Recorded data

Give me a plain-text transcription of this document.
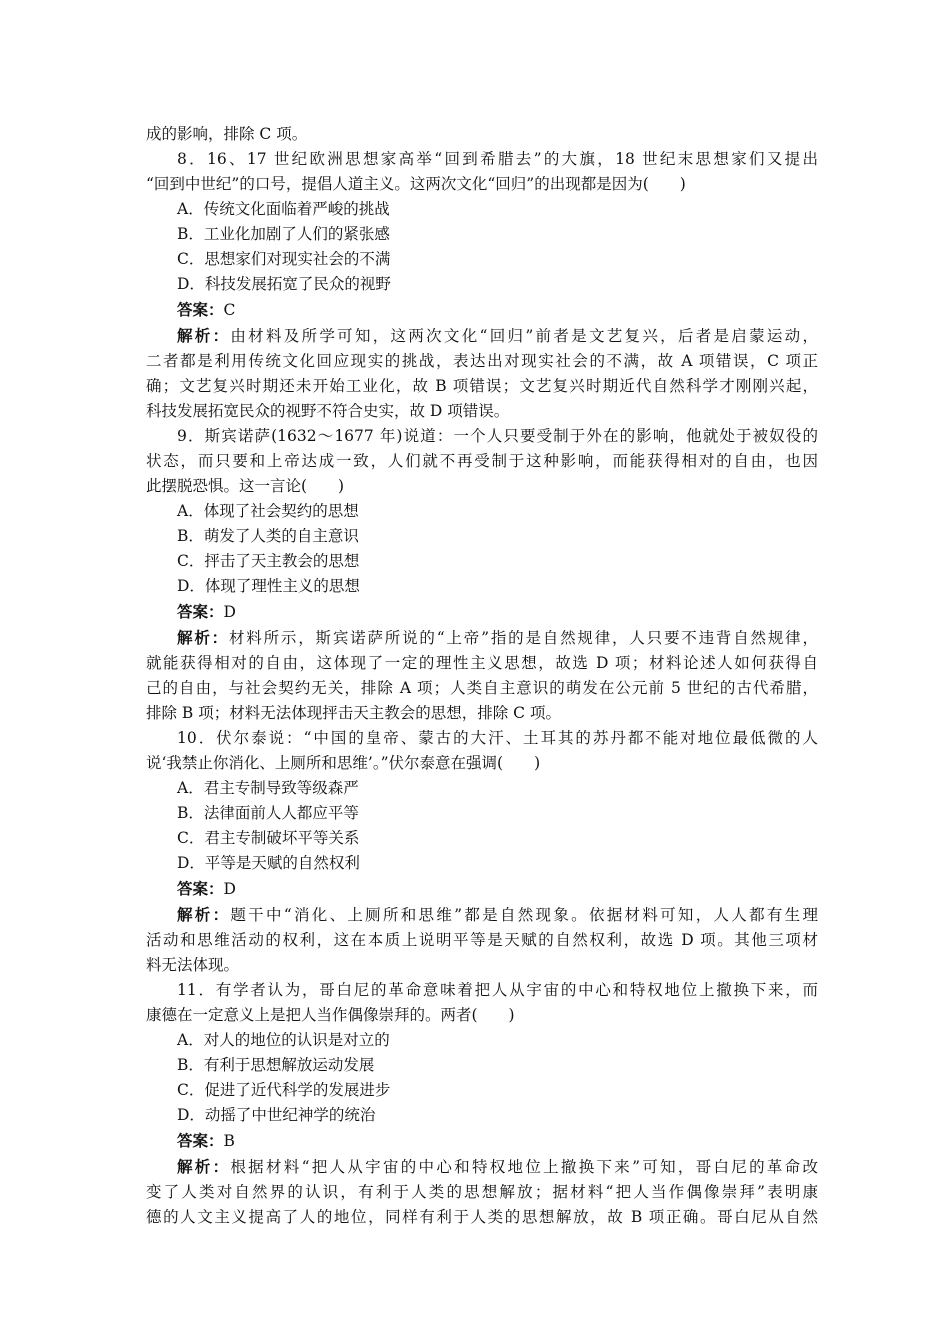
成的影响，排除 C 项。
8．16、17 世纪欧洲思想家高举“回到希腊去”的大旗，18 世纪末思想家们又提出
“回到中世纪”的口号，提倡人道主义。这两次文化“回归”的出现都是因为(　　)
A．传统文化面临着严峻的挑战
B．工业化加剧了人们的紧张感
C．思想家们对现实社会的不满
D．科技发展拓宽了民众的视野
答案：C
解析：由材料及所学可知，这两次文化“回归”前者是文艺复兴，后者是启蒙运动，
二者都是利用传统文化回应现实的挑战，表达出对现实社会的不满，故 A 项错误，C 项正
确；文艺复兴时期还未开始工业化，故 B 项错误；文艺复兴时期近代自然科学才刚刚兴起，
科技发展拓宽民众的视野不符合史实，故 D 项错误。
9．斯宾诺萨(1632～1677 年)说道：一个人只要受制于外在的影响，他就处于被奴役的
状态，而只要和上帝达成一致，人们就不再受制于这种影响，而能获得相对的自由，也因
此摆脱恐惧。这一言论(　　)
A．体现了社会契约的思想
B．萌发了人类的自主意识
C．抨击了天主教会的思想
D．体现了理性主义的思想
答案：D
解析：材料所示，斯宾诺萨所说的“上帝”指的是自然规律，人只要不违背自然规律，
就能获得相对的自由，这体现了一定的理性主义思想，故选 D 项；材料论述人如何获得自
己的自由，与社会契约无关，排除 A 项；人类自主意识的萌发在公元前 5 世纪的古代希腊，
排除 B 项；材料无法体现抨击天主教会的思想，排除 C 项。
10．伏尔泰说：“中国的皇帝、蒙古的大汗、土耳其的苏丹都不能对地位最低微的人
说‘我禁止你消化、上厕所和思维’。”伏尔泰意在强调(　　)
A．君主专制导致等级森严
B．法律面前人人都应平等
C．君主专制破坏平等关系
D．平等是天赋的自然权利
答案：D
解析：题干中“消化、上厕所和思维”都是自然现象。依据材料可知，人人都有生理
活动和思维活动的权利，这在本质上说明平等是天赋的自然权利，故选 D 项。其他三项材
料无法体现。
11．有学者认为，哥白尼的革命意味着把人从宇宙的中心和特权地位上撤换下来，而
康德在一定意义上是把人当作偶像崇拜的。两者(　　)
A．对人的地位的认识是对立的
B．有利于思想解放运动发展
C．促进了近代科学的发展进步
D．动摇了中世纪神学的统治
答案：B
解析：根据材料“把人从宇宙的中心和特权地位上撤换下来”可知，哥白尼的革命改
变了人类对自然界的认识，有利于人类的思想解放；据材料“把人当作偶像崇拜”表明康
德的人文主义提高了人的地位，同样有利于人类的思想解放，故 B 项正确。哥白尼从自然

**TASK DESCRIPTION**. Every record must be copied exactly, with the pictures left out.

**ANSWER FOR THE TASK**.
Give me a plain-text transcription of this document.
成的影响，排除 C 项。
8．16、17 世纪欧洲思想家高举“回到希腊去”的大旗，18 世纪末思想家们又提出
“回到中世纪”的口号，提倡人道主义。这两次文化“回归”的出现都是因为(　　)
A．传统文化面临着严峻的挑战
B．工业化加剧了人们的紧张感
C．思想家们对现实社会的不满
D．科技发展拓宽了民众的视野
答案：C
解析：由材料及所学可知，这两次文化“回归”前者是文艺复兴，后者是启蒙运动，
二者都是利用传统文化回应现实的挑战，表达出对现实社会的不满，故 A 项错误，C 项正
确；文艺复兴时期还未开始工业化，故 B 项错误；文艺复兴时期近代自然科学才刚刚兴起，
科技发展拓宽民众的视野不符合史实，故 D 项错误。
9．斯宾诺萨(1632～1677 年)说道：一个人只要受制于外在的影响，他就处于被奴役的
状态，而只要和上帝达成一致，人们就不再受制于这种影响，而能获得相对的自由，也因
此摆脱恐惧。这一言论(　　)
A．体现了社会契约的思想
B．萌发了人类的自主意识
C．抨击了天主教会的思想
D．体现了理性主义的思想
答案：D
解析：材料所示，斯宾诺萨所说的“上帝”指的是自然规律，人只要不违背自然规律，
就能获得相对的自由，这体现了一定的理性主义思想，故选 D 项；材料论述人如何获得自
己的自由，与社会契约无关，排除 A 项；人类自主意识的萌发在公元前 5 世纪的古代希腊，
排除 B 项；材料无法体现抨击天主教会的思想，排除 C 项。
10．伏尔泰说：“中国的皇帝、蒙古的大汗、土耳其的苏丹都不能对地位最低微的人
说‘我禁止你消化、上厕所和思维’。”伏尔泰意在强调(　　)
A．君主专制导致等级森严
B．法律面前人人都应平等
C．君主专制破坏平等关系
D．平等是天赋的自然权利
答案：D
解析：题干中“消化、上厕所和思维”都是自然现象。依据材料可知，人人都有生理
活动和思维活动的权利，这在本质上说明平等是天赋的自然权利，故选 D 项。其他三项材
料无法体现。
11．有学者认为，哥白尼的革命意味着把人从宇宙的中心和特权地位上撤换下来，而
康德在一定意义上是把人当作偶像崇拜的。两者(　　)
A．对人的地位的认识是对立的
B．有利于思想解放运动发展
C．促进了近代科学的发展进步
D．动摇了中世纪神学的统治
答案：B
解析：根据材料“把人从宇宙的中心和特权地位上撤换下来”可知，哥白尼的革命改
变了人类对自然界的认识，有利于人类的思想解放；据材料“把人当作偶像崇拜”表明康
德的人文主义提高了人的地位，同样有利于人类的思想解放，故 B 项正确。哥白尼从自然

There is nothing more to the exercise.